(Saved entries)
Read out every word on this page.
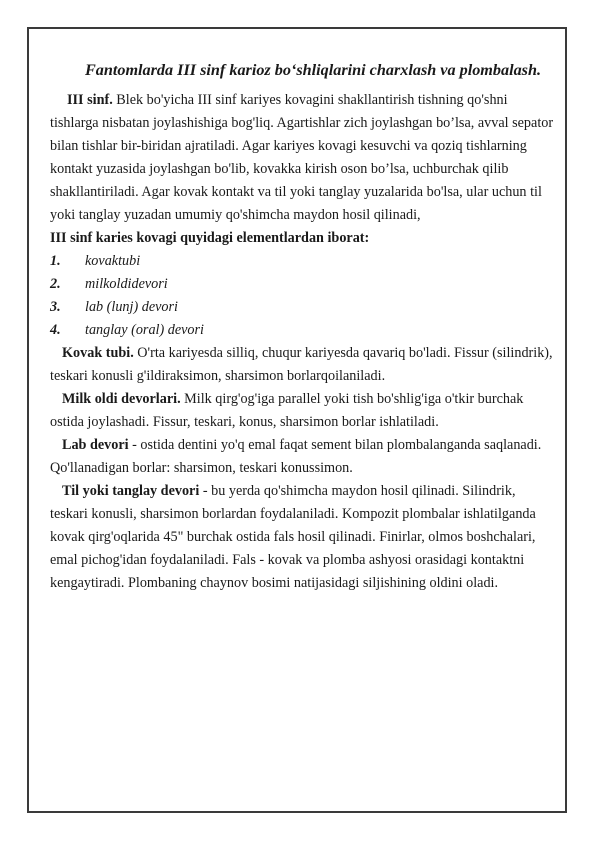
Fantomlarda III sinf karioz bo‘shliqlarini charxlash va plombalash.

III sinf. Blek bo'yicha III sinf kariyes kovagini shakllantirish tishning qo'shni tishlarga nisbatan joylashishiga bog'liq. Agartishlar zich joylashgan bo’lsa, avval sepator bilan tishlar bir-biridan ajratiladi. Agar kariyes kovagi kesuvchi va qoziq tishlarning kontakt yuzasida joylashgan bo'lib, kovakka kirish oson bo’lsa, uchburchak qilib shakllantiriladi. Agar kovak kontakt va til yoki tanglay yuzalarida bo'lsa, ular uchun til yoki tanglay yuzadan umumiy qo'shimcha maydon hosil qilinadi,

III sinf karies kovagi quyidagi elementlardan iborat:

1.	kovaktubi
2.	milkoldidevori
3.	lab (lunj) devori
4.	tanglay (oral) devori

Kovak tubi. O'rta kariyesda silliq, chuqur kariyesda qavariq bo'ladi. Fissur (silindrik), teskari konusli g'ildiraksimon, sharsimon borlarqoilaniladi.

Milk oldi devorlari. Milk qirg'og'iga parallel yoki tish bo'shlig'iga o'tkir burchak ostida joylashadi. Fissur, teskari, konus, sharsimon borlar ishlatiladi.

Lab devori - ostida dentini yo'q emal faqat sement bilan plombalanganda saqlanadi. Qo'llanadigan borlar: sharsimon, teskari konussimon.

Til yoki tanglay devori - bu yerda qo'shimcha maydon hosil qilinadi. Silindrik, teskari konusli, sharsimon borlardan foydalaniladi. Kompozit plombalar ishlatilganda kovak qirg'oqlarida 45" burchak ostida fals hosil qilinadi. Finirlar, olmos boshchalari, emal pichog'idan foydalaniladi. Fals - kovak va plomba ashyosi orasidagi kontaktni kengaytiradi. Plombaning chaynov bosimi natijasidagi siljishining oldini oladi.
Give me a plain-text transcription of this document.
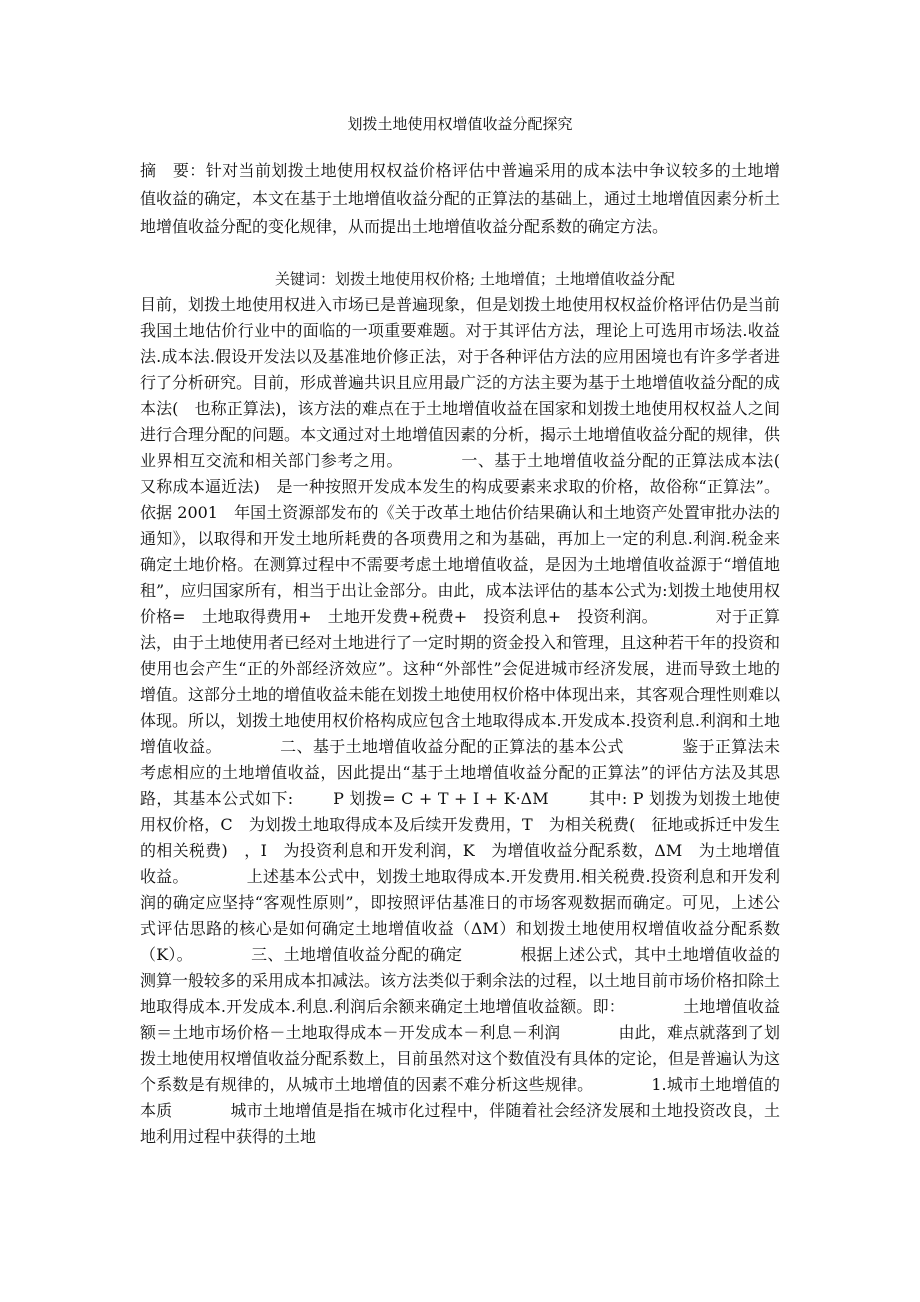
划拨土地使用权增值收益分配探究
摘　要：针对当前划拨土地使用权权益价格评估中普遍采用的成本法中争议较多的土地增值收益的确定，本文在基于土地增值收益分配的正算法的基础上，通过土地增值因素分析土地增值收益分配的变化规律，从而提出土地增值收益分配系数的确定方法。
关键词：划拨土地使用权价格; 土地增值；土地增值收益分配
目前，划拨土地使用权进入市场已是普遍现象，但是划拨土地使用权权益价格评估仍是当前我国土地估价行业中的面临的一项重要难题。对于其评估方法，理论上可选用市场法.收益法.成本法.假设开发法以及基准地价修正法，对于各种评估方法的应用困境也有许多学者进行了分析研究。目前，形成普遍共识且应用最广泛的方法主要为基于土地增值收益分配的成本法(　也称正算法)，该方法的难点在于土地增值收益在国家和划拨土地使用权权益人之间进行合理分配的问题。本文通过对土地增值因素的分析，揭示土地增值收益分配的规律，供业界相互交流和相关部门参考之用。	一、基于土地增值收益分配的正算法成本法(　又称成本逼近法)　是一种按照开发成本发生的构成要素来求取的价格，故俗称“正算法”。依据 2001　年国土资源部发布的《关于改革土地估价结果确认和土地资产处置审批办法的通知》，以取得和开发土地所耗费的各项费用之和为基础，再加上一定的利息.利润.税金来确定土地价格。在测算过程中不需要考虑土地增值收益，是因为土地增值收益源于“增值地租”，应归国家所有，相当于出让金部分。由此，成本法评估的基本公式为:划拨土地使用权价格=　土地取得费用+　土地开发费+税费+　投资利息+　投资利润。	对于正算法，由于土地使用者已经对土地进行了一定时期的资金投入和管理，且这种若干年的投资和使用也会产生“正的外部经济效应”。这种“外部性”会促进城市经济发展，进而导致土地的增值。这部分土地的增值收益未能在划拨土地使用权价格中体现出来，其客观合理性则难以体现。所以，划拨土地使用权价格构成应包含土地取得成本.开发成本.投资利息.利润和土地增值收益。	二、基于土地增值收益分配的正算法的基本公式	鉴于正算法未考虑相应的土地增值收益，因此提出“基于土地增值收益分配的正算法”的评估方法及其思路，其基本公式如下:	P 划拨= C + T + I + K·ΔM	其中: P 划拨为划拨土地使用权价格，C　为划拨土地取得成本及后续开发费用，T　为相关税费(　征地或拆迁中发生的相关税费)　，I　为投资利息和开发利润，K　为增值收益分配系数，ΔM　为土地增值收益。	上述基本公式中，划拨土地取得成本.开发费用.相关税费.投资利息和开发利润的确定应坚持“客观性原则”，即按照评估基准日的市场客观数据而确定。可见，上述公式评估思路的核心是如何确定土地增值收益（ΔM）和划拨土地使用权增值收益分配系数（K）。	三、土地增值收益分配的确定	根据上述公式，其中土地增值收益的测算一般较多的采用成本扣减法。该方法类似于剩余法的过程，以土地目前市场价格扣除土地取得成本.开发成本.利息.利润后余额来确定土地增值收益额。即：	土地增值收益额＝土地市场价格－土地取得成本－开发成本－利息－利润	由此，难点就落到了划拨土地使用权增值收益分配系数上，目前虽然对这个数值没有具体的定论，但是普遍认为这个系数是有规律的，从城市土地增值的因素不难分析这些规律。	1.城市土地增值的本质	城市土地增值是指在城市化过程中，伴随着社会经济发展和土地投资改良，土地利用过程中获得的土地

# Job
Go through the records and show every line with the string "bilan" in it.

# Written reply
III sinf. Blek bo'yicha III sinf kariyes kovagini shakllantirish tishning qo'shni tishlarga nisbatan joylashishiga bog'liq. Agartishlar zich joylashgan bo’lsa, avval sepator bilan tishlar bir-biridan ajratiladi. Agar kariyes kovagi kesuvchi va qoziq tishlarning kontakt yuzasida joylashgan bo'lib, kovakka kirish oson bo’lsa, uchburchak qilib shakllantiriladi. Agar kovak kontakt va til yoki tanglay yuzalarida bo'lsa, ular uchun til yoki tanglay yuzadan umumiy qo'shimcha maydon hosil qilinadi,
Lab devori - ostida dentini yo'q emal faqat sement bilan plombalanganda saqlanadi. Qo'llanadigan borlar: sharsimon, teskari konussimon.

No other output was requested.